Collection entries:
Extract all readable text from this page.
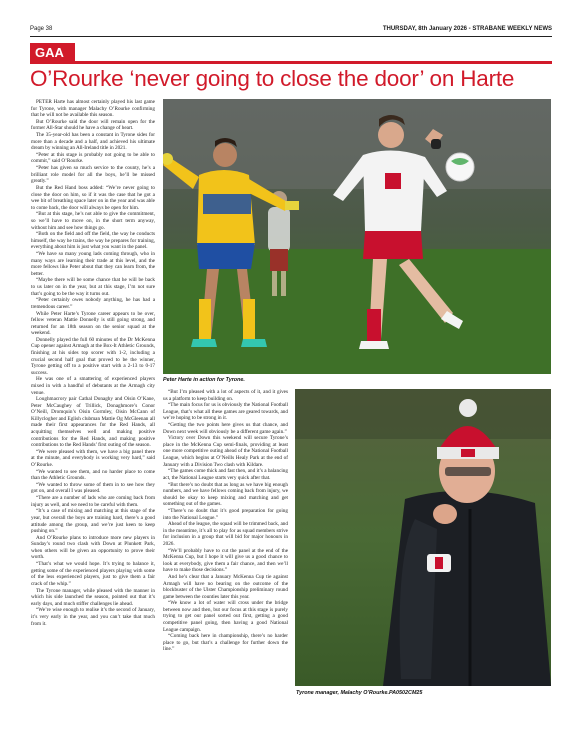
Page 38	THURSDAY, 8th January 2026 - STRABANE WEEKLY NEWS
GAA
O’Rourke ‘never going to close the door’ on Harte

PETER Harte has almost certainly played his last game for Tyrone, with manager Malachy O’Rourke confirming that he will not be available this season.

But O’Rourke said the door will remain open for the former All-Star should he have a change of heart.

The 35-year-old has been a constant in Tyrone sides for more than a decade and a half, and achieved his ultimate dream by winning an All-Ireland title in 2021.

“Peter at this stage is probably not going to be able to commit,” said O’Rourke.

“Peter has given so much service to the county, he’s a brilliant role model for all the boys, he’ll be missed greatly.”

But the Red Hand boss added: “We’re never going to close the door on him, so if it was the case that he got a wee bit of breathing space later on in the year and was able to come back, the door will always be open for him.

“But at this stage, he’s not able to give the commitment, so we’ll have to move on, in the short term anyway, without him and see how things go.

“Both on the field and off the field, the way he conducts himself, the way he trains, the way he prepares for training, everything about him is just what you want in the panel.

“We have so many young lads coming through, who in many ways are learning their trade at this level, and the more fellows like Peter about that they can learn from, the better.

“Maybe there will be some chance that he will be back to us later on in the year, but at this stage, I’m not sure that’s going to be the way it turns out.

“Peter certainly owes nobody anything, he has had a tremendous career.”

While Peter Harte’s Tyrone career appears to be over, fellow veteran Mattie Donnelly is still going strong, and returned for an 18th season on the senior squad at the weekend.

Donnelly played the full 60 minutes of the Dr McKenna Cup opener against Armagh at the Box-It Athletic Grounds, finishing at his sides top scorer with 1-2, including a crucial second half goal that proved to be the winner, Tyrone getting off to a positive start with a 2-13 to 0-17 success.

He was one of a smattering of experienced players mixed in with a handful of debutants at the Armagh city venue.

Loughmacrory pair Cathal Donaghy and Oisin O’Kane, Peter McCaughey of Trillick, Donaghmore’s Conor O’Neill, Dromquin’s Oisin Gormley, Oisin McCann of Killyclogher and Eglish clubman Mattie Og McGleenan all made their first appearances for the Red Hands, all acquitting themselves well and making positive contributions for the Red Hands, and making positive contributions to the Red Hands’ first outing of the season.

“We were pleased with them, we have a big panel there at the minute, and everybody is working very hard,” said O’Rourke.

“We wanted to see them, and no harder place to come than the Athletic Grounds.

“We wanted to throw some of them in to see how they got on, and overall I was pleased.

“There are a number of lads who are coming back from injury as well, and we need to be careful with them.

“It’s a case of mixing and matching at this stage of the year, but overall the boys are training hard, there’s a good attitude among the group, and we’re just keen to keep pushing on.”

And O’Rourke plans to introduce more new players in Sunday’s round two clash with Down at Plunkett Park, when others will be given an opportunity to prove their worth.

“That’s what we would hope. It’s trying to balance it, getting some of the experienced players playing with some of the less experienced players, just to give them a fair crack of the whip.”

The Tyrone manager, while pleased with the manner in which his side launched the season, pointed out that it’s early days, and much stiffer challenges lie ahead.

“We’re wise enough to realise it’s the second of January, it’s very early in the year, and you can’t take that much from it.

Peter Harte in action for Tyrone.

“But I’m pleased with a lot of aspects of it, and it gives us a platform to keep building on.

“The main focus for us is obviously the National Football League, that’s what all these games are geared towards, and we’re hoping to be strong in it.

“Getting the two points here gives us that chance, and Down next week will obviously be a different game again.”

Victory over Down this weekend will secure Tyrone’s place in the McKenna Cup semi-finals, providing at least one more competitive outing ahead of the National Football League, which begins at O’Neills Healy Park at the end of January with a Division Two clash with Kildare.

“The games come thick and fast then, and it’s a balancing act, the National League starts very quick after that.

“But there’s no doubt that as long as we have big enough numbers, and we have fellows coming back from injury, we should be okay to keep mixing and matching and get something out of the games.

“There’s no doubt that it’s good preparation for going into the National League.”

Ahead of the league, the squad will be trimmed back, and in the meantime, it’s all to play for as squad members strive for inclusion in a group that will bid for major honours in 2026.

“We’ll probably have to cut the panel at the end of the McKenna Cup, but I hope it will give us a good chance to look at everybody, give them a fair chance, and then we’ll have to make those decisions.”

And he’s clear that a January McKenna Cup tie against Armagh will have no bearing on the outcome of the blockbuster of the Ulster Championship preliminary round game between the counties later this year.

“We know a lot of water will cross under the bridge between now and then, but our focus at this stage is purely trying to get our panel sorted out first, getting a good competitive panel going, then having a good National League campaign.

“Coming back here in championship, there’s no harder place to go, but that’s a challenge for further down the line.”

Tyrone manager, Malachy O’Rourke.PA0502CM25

...

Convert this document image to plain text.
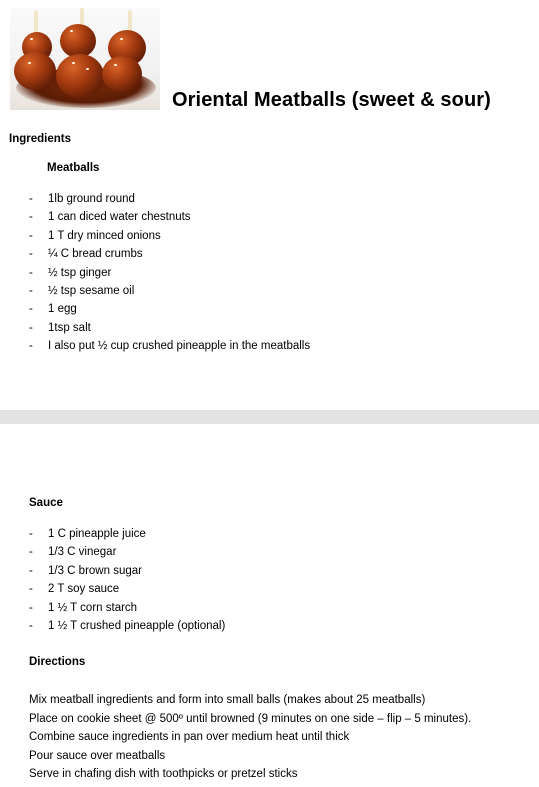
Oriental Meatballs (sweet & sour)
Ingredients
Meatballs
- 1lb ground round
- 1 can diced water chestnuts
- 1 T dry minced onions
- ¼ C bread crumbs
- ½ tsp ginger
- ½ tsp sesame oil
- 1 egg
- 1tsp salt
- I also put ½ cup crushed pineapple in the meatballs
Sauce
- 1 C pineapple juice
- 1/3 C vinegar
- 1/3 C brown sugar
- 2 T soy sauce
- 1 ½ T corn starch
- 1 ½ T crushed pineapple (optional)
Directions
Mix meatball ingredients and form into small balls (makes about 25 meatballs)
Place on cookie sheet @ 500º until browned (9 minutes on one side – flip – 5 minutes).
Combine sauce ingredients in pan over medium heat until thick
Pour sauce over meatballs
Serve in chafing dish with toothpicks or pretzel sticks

--

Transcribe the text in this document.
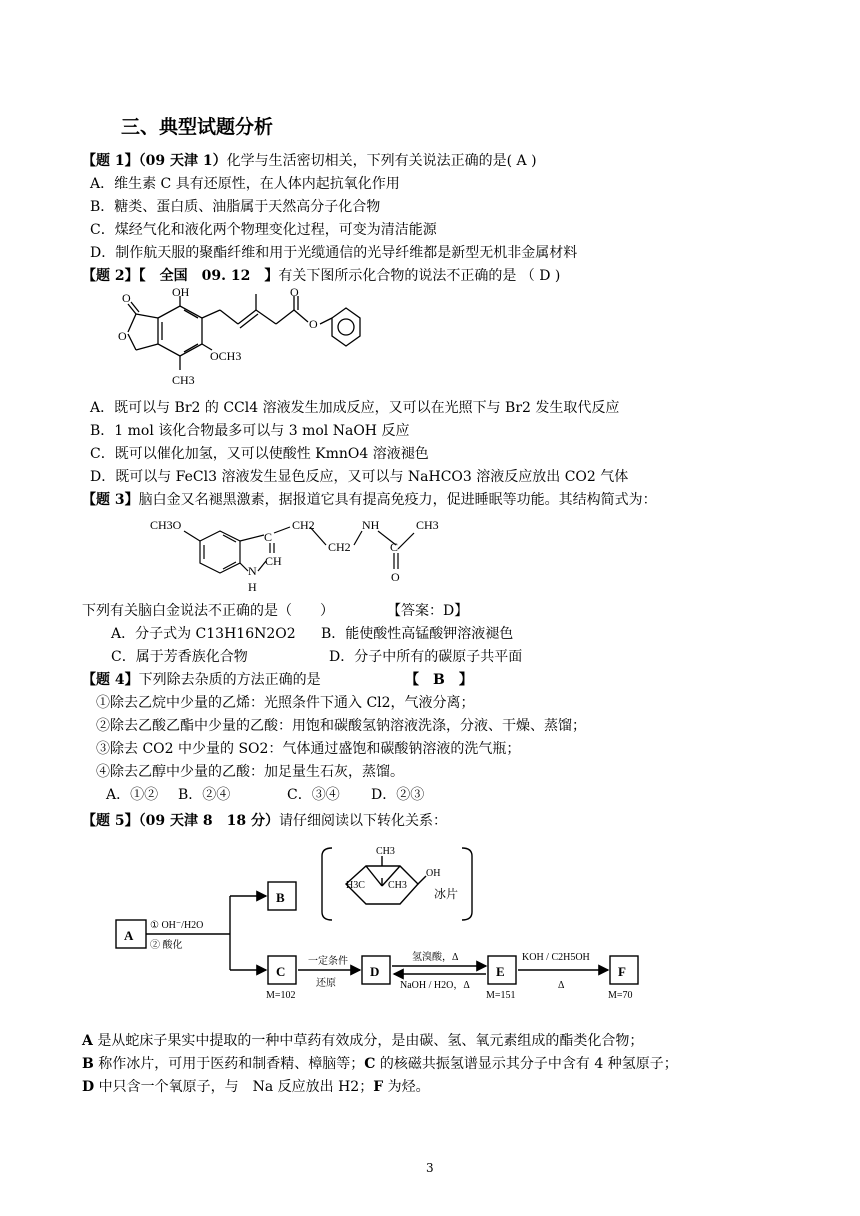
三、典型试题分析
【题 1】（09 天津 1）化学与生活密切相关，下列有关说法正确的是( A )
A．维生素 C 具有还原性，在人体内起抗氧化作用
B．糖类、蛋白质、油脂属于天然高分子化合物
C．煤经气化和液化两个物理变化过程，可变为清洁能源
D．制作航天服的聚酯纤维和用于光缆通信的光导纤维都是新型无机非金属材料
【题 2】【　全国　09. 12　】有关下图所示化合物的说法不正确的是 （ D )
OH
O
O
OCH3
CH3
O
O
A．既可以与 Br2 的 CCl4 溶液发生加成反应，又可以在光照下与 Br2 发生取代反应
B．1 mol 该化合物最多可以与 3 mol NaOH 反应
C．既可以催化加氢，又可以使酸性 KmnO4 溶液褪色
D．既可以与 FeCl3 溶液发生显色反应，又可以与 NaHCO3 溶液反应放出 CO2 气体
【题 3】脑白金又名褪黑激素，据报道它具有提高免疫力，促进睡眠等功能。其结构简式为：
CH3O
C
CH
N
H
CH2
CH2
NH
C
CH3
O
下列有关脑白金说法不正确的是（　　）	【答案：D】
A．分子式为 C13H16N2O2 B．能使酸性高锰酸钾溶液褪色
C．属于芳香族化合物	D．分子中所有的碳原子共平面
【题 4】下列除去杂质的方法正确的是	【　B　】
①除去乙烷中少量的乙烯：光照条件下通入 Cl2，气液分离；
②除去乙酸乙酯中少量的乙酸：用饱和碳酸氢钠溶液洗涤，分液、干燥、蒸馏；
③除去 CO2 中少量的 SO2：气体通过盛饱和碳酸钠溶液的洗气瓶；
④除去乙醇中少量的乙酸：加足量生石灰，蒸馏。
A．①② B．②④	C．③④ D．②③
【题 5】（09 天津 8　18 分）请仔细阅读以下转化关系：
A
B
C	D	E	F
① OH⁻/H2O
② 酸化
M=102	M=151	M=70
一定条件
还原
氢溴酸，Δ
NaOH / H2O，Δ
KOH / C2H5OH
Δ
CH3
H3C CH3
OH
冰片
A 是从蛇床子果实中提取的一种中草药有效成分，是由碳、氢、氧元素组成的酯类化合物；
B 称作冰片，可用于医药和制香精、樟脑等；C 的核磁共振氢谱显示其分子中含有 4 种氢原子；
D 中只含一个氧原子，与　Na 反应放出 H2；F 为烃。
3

Requirements: Copy every line of the data that holds the string "keep".

Final result:
“It’s a case of mixing and matching at this stage of the year, but overall the boys are training hard, there’s a good attitude among the group, and we’re just keen to keep pushing on.”
“But I’m pleased with a lot of aspects of it, and it gives us a platform to keep building on.
“But there’s no doubt that as long as we have big enough numbers, and we have fellows coming back from injury, we should be okay to keep mixing and matching and get something out of the games.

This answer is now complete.